» **Listed records**:
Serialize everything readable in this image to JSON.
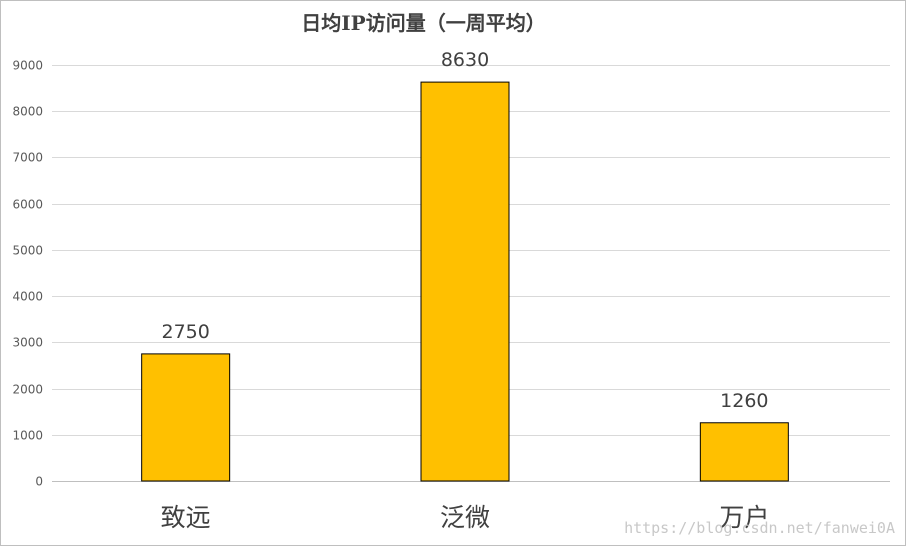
{
  "chart_data": {
    "type": "bar",
    "title": "日均IP访问量（一周平均）",
    "categories": [
      "致远",
      "泛微",
      "万户"
    ],
    "values": [
      2750,
      8630,
      1260
    ],
    "data_labels": [
      "2750",
      "8630",
      "1260"
    ],
    "ylim": [
      0,
      9000
    ],
    "yticks": [
      0,
      1000,
      2000,
      3000,
      4000,
      5000,
      6000,
      7000,
      8000,
      9000
    ],
    "grid": true,
    "bar_color": "#FFC000",
    "bar_outline": "#000000"
  },
  "watermark": "https://blog.csdn.net/fanwei0A"
}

» **Instruction**:
Without including any pictures, reproduce the listing exactly.

» **Written solution**:
Serialize everything readable in this image to JSON.
{
  "chart_data": {
    "type": "bar",
    "title": "日均IP访问量（一周平均）",
    "categories": [
      "致远",
      "泛微",
      "万户"
    ],
    "values": [
      2750,
      8630,
      1260
    ],
    "data_labels": [
      "2750",
      "8630",
      "1260"
    ],
    "ylim": [
      0,
      9000
    ],
    "yticks": [
      0,
      1000,
      2000,
      3000,
      4000,
      5000,
      6000,
      7000,
      8000,
      9000
    ],
    "grid": true,
    "bar_color": "#FFC000",
    "bar_outline": "#000000"
  },
  "watermark": "https://blog.csdn.net/fanwei0A"
}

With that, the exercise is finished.